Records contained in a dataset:

%%

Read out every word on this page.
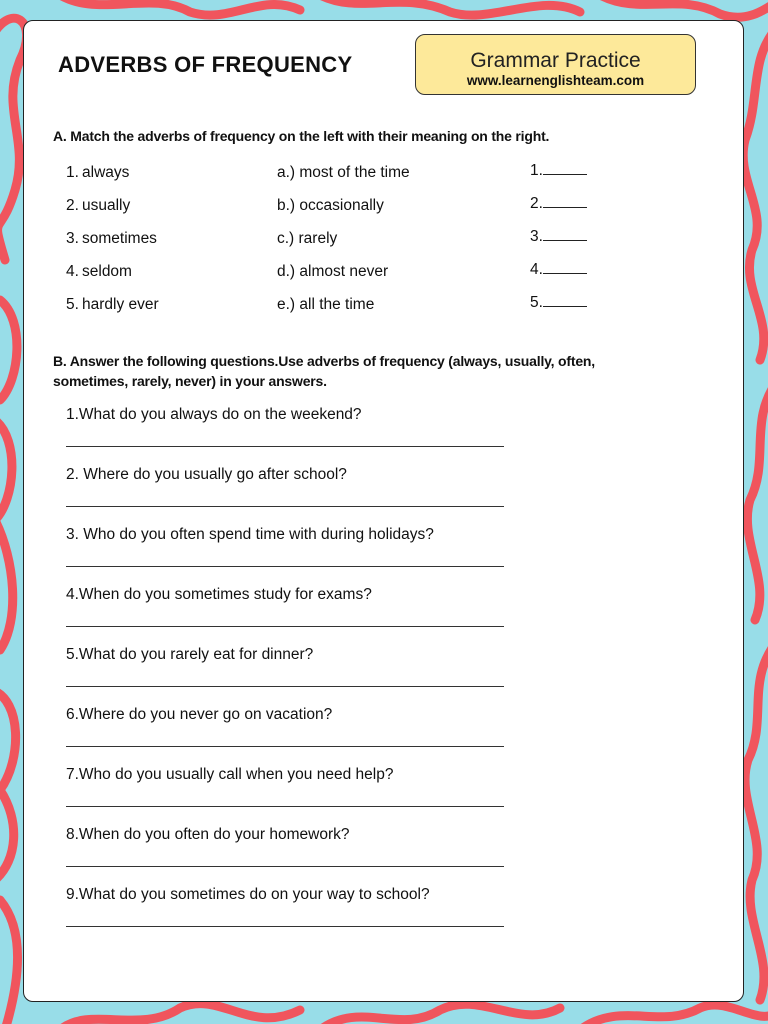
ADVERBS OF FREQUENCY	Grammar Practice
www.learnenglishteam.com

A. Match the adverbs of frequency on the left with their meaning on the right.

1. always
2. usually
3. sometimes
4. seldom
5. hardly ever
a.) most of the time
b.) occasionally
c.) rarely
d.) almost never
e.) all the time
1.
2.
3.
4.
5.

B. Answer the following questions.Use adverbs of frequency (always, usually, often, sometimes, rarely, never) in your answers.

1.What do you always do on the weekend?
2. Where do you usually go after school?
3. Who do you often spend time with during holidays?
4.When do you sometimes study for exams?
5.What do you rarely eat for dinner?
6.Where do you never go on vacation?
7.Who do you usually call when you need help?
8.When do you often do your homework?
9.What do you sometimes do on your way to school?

%%
%%

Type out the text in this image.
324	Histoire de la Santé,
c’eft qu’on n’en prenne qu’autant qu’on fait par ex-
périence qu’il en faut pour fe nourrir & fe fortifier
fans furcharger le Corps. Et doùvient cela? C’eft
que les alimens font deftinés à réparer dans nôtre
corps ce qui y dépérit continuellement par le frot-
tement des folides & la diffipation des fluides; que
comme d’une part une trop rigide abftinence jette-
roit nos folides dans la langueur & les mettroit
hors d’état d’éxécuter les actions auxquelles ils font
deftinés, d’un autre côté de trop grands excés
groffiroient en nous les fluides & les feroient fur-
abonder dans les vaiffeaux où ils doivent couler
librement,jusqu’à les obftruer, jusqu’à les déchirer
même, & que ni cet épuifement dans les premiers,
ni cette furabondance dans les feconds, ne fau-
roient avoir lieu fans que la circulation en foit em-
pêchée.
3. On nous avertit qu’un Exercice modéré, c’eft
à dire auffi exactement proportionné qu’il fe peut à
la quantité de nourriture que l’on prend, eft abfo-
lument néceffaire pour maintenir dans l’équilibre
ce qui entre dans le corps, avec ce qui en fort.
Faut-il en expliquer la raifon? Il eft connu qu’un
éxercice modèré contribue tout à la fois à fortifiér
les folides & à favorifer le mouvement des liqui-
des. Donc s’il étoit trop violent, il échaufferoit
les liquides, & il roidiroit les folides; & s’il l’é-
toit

%%

■ PROBLEM TO SOLVE
Scan the lines above for "with", then copy every one that has it.

■ ANSWER BELOW
A. Match the adverbs of frequency on the left with their meaning on the right.
3. Who do you often spend time with during holidays?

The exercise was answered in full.